- **Records provided**
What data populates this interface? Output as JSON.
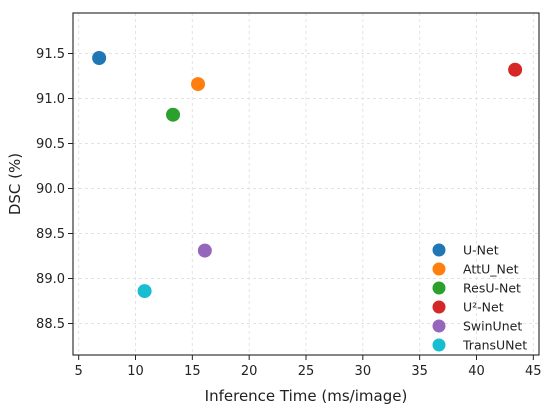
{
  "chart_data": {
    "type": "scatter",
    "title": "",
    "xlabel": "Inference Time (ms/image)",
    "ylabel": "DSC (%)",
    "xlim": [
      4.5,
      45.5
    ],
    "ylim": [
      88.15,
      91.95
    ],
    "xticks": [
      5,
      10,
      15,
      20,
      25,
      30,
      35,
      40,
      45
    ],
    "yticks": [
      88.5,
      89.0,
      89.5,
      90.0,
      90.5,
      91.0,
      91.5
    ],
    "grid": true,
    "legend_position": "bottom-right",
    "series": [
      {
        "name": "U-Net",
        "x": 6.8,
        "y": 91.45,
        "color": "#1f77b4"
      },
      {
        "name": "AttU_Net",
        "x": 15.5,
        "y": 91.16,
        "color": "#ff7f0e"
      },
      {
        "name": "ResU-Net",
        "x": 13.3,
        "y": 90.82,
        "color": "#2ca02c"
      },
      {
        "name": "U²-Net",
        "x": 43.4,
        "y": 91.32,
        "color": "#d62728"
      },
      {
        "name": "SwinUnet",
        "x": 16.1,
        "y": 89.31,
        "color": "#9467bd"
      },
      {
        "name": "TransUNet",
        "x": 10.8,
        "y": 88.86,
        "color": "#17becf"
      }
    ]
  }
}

==

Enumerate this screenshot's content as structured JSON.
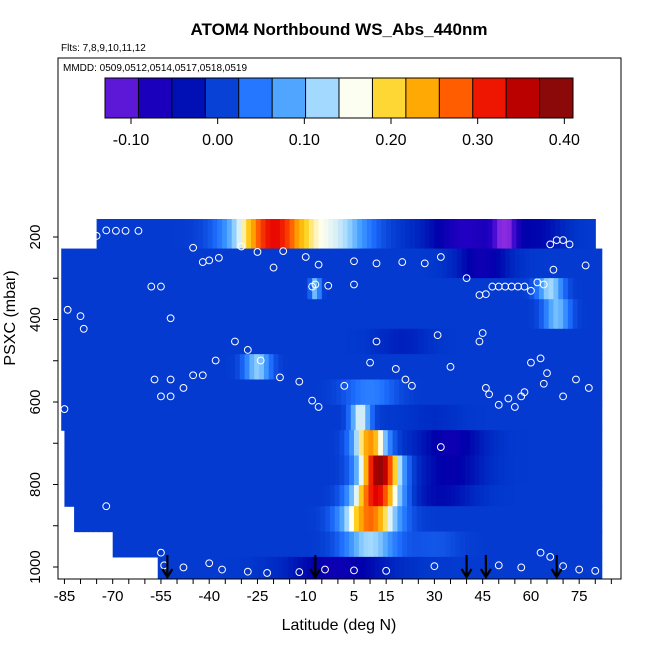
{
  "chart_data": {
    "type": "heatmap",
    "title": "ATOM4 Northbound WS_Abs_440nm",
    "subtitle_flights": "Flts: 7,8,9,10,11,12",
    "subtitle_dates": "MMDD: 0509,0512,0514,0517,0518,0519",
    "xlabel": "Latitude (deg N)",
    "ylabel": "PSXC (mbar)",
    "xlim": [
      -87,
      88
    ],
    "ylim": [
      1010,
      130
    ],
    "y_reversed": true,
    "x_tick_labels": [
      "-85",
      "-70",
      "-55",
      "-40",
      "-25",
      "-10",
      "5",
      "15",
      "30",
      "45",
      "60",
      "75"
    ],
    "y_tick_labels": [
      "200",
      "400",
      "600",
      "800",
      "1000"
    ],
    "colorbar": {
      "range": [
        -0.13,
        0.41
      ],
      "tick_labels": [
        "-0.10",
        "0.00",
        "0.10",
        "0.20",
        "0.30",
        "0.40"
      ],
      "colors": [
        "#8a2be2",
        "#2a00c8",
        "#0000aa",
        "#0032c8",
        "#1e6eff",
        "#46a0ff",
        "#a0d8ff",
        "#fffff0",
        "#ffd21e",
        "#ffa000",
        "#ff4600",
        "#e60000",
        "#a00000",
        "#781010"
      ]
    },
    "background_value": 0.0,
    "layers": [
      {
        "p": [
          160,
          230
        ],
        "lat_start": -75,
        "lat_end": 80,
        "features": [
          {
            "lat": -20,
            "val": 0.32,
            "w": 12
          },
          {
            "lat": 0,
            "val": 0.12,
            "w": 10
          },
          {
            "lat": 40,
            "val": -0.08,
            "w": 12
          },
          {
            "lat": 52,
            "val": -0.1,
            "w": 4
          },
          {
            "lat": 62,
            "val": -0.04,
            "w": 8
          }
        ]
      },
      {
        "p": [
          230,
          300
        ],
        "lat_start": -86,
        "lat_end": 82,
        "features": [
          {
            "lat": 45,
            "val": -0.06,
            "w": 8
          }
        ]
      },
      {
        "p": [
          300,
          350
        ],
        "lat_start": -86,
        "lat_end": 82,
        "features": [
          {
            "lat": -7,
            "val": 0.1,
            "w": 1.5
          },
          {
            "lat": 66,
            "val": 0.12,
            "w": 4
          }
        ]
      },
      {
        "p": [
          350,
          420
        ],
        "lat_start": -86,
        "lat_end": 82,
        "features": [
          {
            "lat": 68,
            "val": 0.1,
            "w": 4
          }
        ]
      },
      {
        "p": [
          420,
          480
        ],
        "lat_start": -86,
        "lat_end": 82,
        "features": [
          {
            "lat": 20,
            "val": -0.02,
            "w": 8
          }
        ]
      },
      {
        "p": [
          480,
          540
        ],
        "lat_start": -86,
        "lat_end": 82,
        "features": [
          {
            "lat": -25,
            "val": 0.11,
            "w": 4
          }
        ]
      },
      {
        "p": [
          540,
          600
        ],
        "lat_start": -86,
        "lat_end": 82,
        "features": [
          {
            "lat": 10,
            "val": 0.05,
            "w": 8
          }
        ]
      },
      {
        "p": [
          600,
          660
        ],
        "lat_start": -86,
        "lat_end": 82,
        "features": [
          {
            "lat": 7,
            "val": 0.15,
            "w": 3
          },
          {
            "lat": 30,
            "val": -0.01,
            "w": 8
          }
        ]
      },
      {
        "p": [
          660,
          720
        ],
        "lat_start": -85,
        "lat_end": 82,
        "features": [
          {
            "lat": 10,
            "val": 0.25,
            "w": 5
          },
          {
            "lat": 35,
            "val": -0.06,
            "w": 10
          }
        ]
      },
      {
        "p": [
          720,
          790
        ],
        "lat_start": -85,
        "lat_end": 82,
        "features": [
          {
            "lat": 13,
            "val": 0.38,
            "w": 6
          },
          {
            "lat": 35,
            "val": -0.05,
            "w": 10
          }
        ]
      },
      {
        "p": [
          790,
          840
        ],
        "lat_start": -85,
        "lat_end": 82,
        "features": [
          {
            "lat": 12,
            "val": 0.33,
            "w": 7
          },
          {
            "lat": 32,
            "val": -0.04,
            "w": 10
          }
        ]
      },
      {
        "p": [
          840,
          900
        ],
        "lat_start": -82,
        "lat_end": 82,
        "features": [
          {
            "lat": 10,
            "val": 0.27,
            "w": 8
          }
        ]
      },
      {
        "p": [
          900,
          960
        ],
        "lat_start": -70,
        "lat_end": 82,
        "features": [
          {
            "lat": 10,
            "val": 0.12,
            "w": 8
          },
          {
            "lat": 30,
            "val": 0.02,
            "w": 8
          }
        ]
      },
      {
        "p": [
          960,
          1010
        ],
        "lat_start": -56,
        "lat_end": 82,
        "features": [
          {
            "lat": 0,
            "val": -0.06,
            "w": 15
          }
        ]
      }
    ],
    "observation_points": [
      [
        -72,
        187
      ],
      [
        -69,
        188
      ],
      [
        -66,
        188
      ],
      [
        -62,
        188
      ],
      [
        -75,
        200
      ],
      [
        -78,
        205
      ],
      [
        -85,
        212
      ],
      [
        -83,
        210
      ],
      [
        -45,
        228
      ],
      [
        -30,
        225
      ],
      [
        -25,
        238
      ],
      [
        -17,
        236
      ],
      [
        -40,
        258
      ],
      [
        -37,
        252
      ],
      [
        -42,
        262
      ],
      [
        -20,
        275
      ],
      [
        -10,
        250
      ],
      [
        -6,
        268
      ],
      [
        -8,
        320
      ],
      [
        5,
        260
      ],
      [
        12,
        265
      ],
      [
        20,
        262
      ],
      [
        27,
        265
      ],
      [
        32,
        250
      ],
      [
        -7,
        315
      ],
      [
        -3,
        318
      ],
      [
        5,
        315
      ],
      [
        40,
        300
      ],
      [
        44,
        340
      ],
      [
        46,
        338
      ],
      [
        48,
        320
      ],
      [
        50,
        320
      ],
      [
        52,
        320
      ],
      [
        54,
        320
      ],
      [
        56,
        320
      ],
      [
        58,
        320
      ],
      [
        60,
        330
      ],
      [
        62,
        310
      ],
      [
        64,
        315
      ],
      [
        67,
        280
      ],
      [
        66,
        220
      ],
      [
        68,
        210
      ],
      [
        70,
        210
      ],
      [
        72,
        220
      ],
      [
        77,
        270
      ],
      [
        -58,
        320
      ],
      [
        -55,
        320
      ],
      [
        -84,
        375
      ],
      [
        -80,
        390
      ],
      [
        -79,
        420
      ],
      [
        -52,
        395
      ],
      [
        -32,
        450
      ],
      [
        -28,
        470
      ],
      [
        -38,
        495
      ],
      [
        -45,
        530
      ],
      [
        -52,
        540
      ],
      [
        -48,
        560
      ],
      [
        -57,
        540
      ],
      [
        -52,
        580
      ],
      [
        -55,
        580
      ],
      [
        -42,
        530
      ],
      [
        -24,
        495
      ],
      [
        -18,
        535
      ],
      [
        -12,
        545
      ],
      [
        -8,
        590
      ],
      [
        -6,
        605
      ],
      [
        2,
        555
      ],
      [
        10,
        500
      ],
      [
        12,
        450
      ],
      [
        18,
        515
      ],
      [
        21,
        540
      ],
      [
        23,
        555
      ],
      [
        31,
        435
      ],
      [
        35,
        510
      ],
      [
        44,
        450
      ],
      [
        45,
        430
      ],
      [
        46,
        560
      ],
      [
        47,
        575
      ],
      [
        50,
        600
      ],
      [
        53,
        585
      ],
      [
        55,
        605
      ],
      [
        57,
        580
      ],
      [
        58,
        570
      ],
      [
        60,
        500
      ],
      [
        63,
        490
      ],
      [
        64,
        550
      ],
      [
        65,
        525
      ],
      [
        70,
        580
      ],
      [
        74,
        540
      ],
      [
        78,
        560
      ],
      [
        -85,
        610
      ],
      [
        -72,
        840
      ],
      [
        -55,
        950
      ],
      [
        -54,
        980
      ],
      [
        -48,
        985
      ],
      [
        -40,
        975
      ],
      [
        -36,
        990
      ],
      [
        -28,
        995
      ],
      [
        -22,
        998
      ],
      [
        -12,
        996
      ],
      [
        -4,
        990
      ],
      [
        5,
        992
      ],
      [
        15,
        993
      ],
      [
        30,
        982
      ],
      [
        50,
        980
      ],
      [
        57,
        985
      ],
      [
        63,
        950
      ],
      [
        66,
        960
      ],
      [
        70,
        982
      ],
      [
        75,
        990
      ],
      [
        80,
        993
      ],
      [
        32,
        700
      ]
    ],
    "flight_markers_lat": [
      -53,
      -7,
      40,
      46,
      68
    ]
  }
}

- **Task to complete**
Search the records above for the string "name". Copy every line that contains it.

- **Result below**
        "name": "U-Net",
        "name": "AttU_Net",
        "name": "ResU-Net",
        "name": "U²-Net",
        "name": "SwinUnet",
        "name": "TransUNet",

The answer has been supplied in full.